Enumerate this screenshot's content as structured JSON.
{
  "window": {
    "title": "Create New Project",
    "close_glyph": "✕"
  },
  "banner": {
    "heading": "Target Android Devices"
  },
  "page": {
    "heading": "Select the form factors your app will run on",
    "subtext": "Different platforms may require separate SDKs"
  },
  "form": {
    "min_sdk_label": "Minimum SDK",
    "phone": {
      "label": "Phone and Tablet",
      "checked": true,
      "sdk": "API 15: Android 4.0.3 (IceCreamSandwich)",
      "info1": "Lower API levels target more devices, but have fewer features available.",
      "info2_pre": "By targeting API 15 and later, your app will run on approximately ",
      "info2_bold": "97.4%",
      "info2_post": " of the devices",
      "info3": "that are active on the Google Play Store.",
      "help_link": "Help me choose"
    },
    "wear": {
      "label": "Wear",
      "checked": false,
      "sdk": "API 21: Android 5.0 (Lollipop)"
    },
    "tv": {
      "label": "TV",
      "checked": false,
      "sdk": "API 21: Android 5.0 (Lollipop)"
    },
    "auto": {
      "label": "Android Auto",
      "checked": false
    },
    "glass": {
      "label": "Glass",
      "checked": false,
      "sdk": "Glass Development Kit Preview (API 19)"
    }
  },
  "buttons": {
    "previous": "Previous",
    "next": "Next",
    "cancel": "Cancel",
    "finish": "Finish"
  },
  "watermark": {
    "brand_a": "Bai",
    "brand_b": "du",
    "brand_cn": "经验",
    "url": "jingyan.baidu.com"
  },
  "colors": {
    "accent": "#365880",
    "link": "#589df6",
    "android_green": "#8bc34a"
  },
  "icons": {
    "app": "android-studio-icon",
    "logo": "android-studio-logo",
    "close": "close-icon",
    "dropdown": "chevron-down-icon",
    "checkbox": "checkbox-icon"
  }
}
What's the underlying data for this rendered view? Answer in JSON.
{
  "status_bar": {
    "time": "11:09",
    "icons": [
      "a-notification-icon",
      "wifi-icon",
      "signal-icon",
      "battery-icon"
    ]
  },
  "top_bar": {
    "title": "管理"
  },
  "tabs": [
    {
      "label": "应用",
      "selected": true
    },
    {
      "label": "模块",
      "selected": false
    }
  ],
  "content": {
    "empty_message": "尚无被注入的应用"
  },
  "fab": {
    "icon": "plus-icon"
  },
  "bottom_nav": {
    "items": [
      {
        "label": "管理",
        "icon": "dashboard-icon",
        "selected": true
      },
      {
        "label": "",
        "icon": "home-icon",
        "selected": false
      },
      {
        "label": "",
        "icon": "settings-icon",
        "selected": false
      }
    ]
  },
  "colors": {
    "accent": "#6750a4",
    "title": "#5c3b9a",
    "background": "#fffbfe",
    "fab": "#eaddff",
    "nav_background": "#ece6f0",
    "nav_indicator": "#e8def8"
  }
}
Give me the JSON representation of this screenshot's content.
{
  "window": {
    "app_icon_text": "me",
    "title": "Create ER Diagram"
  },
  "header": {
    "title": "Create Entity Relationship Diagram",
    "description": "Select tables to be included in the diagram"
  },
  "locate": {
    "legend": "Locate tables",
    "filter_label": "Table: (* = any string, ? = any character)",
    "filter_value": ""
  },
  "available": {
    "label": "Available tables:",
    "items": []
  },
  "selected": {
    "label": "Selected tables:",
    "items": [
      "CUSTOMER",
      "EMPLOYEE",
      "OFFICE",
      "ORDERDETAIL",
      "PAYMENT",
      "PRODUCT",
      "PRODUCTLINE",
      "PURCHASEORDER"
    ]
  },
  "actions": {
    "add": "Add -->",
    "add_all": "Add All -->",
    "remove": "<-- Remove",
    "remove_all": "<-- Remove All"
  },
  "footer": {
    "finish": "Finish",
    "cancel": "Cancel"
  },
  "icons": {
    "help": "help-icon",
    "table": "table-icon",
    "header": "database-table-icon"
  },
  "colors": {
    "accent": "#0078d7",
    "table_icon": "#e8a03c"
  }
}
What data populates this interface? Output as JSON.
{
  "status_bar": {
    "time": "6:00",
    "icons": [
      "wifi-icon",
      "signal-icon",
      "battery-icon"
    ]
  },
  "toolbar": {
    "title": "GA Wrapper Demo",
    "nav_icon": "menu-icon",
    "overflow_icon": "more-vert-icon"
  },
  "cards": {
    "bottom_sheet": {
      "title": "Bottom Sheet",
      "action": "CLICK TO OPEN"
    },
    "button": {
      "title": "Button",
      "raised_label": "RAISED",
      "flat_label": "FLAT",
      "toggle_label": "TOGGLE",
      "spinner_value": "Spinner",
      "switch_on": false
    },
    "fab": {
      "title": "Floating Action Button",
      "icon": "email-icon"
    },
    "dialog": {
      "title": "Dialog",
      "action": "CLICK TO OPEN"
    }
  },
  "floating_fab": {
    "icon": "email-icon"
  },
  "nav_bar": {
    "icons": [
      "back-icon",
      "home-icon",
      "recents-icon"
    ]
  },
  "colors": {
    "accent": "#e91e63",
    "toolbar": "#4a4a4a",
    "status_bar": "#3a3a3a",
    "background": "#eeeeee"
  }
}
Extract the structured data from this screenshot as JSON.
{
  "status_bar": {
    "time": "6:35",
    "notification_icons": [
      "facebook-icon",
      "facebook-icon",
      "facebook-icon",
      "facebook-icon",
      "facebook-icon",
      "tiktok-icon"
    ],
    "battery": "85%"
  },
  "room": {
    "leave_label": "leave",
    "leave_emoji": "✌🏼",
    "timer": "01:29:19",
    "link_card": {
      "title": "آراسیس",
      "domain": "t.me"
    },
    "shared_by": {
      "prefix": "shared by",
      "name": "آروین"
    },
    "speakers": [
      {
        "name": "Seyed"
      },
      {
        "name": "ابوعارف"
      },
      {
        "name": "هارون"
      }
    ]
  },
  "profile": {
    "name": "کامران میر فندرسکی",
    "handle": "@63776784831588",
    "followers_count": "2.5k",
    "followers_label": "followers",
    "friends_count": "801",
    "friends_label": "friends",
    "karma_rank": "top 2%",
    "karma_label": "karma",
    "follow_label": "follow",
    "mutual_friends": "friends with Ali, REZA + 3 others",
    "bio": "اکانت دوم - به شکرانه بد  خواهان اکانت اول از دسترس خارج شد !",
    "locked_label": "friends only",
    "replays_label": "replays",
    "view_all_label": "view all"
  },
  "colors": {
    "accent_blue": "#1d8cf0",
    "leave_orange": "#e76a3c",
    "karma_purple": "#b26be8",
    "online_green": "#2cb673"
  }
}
※
→ TASK REQUIREMENTS: In the entries above, find each line with the word "Create" and copy it.

→ WORKED ANSWER:
    "title": "Create New Project",
    "title": "Create ER Diagram"
    "title": "Create Entity Relationship Diagram",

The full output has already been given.